▶ [SELECTED PASSAGE]
= = = = =
So, I thought I'd briefly recount my experience. You know, this is a memory blog.
So this was back when I was living on Huson street, in the non-house. (I prefer to think of it as a house converted to apartments because it looks like a house, and it looks [and is built] like a conversion, even though the landlord tells me it's not. Whatever.)
Sure as hell looks like a house, doesn't it?
Anyway, I lived on the top floor and I was heading out to work one morning. I always had my keys hanging up next to the front door so I could grab them on my way out. I headed to the car, and realized I didn't have my keys.
[Cue the 'Oh shit' moment]
So, I panic. Justin is at work, and I know I locked myself out of the apartment. Calling a locksmith would not only cost money, but make me late for work, and I was not about to be late for work for NOTHING. I was working as a temp at Hospice House and hadn't been there for very long, yet. Temps are easily replaced, and I sure as hell wasn't going to get replaced.
So, what do I do? I decide to break in.
= = = = =
▶ [INFORMATION SUPPLIED]
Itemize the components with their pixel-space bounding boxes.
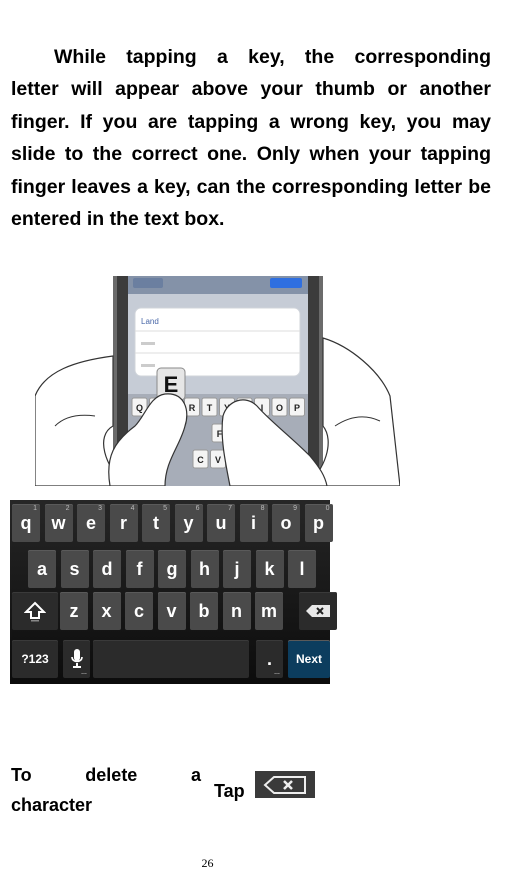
= = = = =
In the blog post about being locked out of the apartment, write out word for word the stretch that begins with the words containing "Anyway, I lived" and ends with "to get replaced.".

Anyway, I lived on the top floor and I was heading out to work one morning. I always had my keys hanging up next to the front door so I could grab them on my way out. I headed to the car, and realized I didn't have my keys.
[Cue the 'Oh shit' moment]
So, I panic. Justin is at work, and I know I locked myself out of the apartment. Calling a locksmith would not only cost money, but make me late for work, and I was not about to be late for work for NOTHING. I was working as a temp at Hospice House and hadn't been there for very long, yet. Temps are easily replaced, and I sure as hell wasn't going to get replaced.